Exercice proposé 1: Dans le texte sur l'exposition, reprenez le passage qui commence aux mots "À distance, nous" et s'arrête après "la tâche accomplie.", en substituant "clichés" à "photographies".
Exercice proposé 2: D'après le texte sur l'exposition, à quoi la foule des musulmans s'apparente-t-elle davantage qu'à des individus singularisés ?
Exercice proposé 3: Veuillez énumérer les lieux sacrés représentés par les compositions au fusain décrites dans le texte sur l'exposition.

Extrait du texte:

==================================================

Dans une lumière tamisée, trois compositions monumentales au fusain surplombent le spectateur qui pénètre dans la salle principale de la galerie. En face, une vue de la Grande Mosquée de La Mecque, avec en son centre la Kaaba, cernée par des milliers de pèlerins. Sur la gauche, le Mur des Lamentations, avec ses pierres irrégulières et ses aspérités. À droite, la nef de la basilique Saint-Pierre de Rome, vertigineuse et rutilante. Les trois hauts lieux des grandes religions monothéistes cohabitent ainsi et se font face silencieusement dans une scénographie de sanctuaire.
Esthétiquement, tout les distingue. La pierre brute du mur de Jérusalem, exposée aux dommages du temps et de l’Histoire, contraste avec la préciosité du décor de la basilique, dont l’enceinte close s’oppose à la terrasse ouverte de la mosquée. Seule celle-ci est représentée avec les fidèles: les deux autres sont vides, comme désertées. Mais la foule des musulmans s’apparente davantage à un champ silencieux de fleurs blanches qu’à des individus singularisés. Aucun visage ne se laisse voir, aucun son ne se fait entendre.
À distance, nous croirions à des photographies noir et blanc, tant les détails sont précis et la lumière confondante. De plus près, nous découvrons la minutie du dessin et prenons la mesure de la tâche accomplie.
L’exposition pourrait s’en tenir là . Autant par sa charge symbolique que par la perfection de son exécution, ce triptyque suffit à donner aux lieux sacrés une dimension inédite, et au dessin une nouvelle notoriété. En dépit de leurs différences, les trois piliers de la sphère religieuse présentent une même démesure, ont bénéficié d’une même ferveur de travail et dégagent une force visuelle égale.

==================================================

Données fournies:
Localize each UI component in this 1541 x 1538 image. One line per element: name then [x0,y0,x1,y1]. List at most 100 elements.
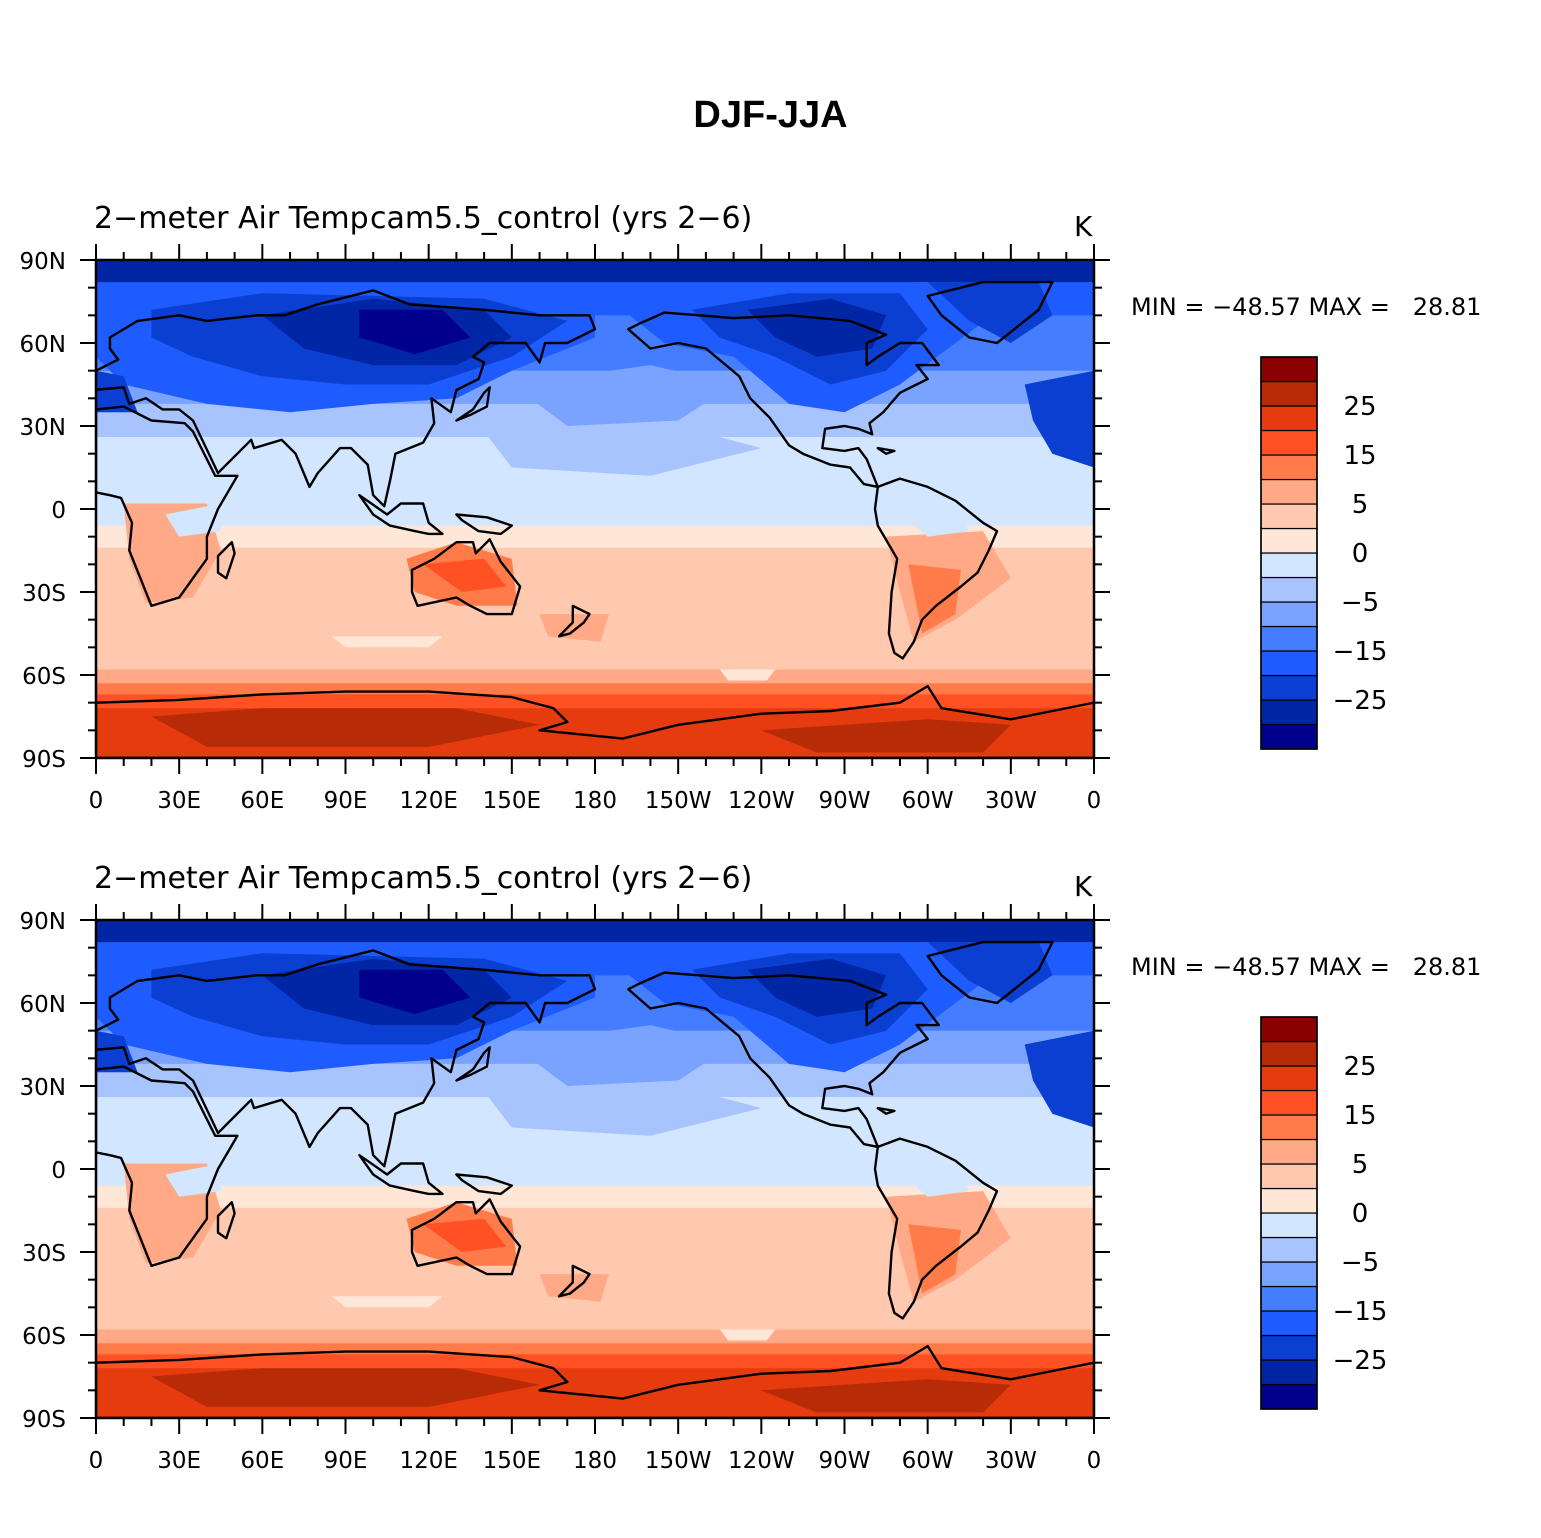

==================================================

Réponse complète 1:
À distance, nous croirions à des clichés noir et blanc, tant les détails sont précis et la lumière confondante. De plus près, nous découvrons la minutie du dessin et prenons la mesure de la tâche accomplie.

Réponse complète 2: À un champ silencieux de fleurs blanches.

Réponse complète 3:
- La Grande Mosquée de La Mecque, avec la Kaaba en son centre
- Le Mur des Lamentations
- La nef de la basilique Saint-Pierre de Rome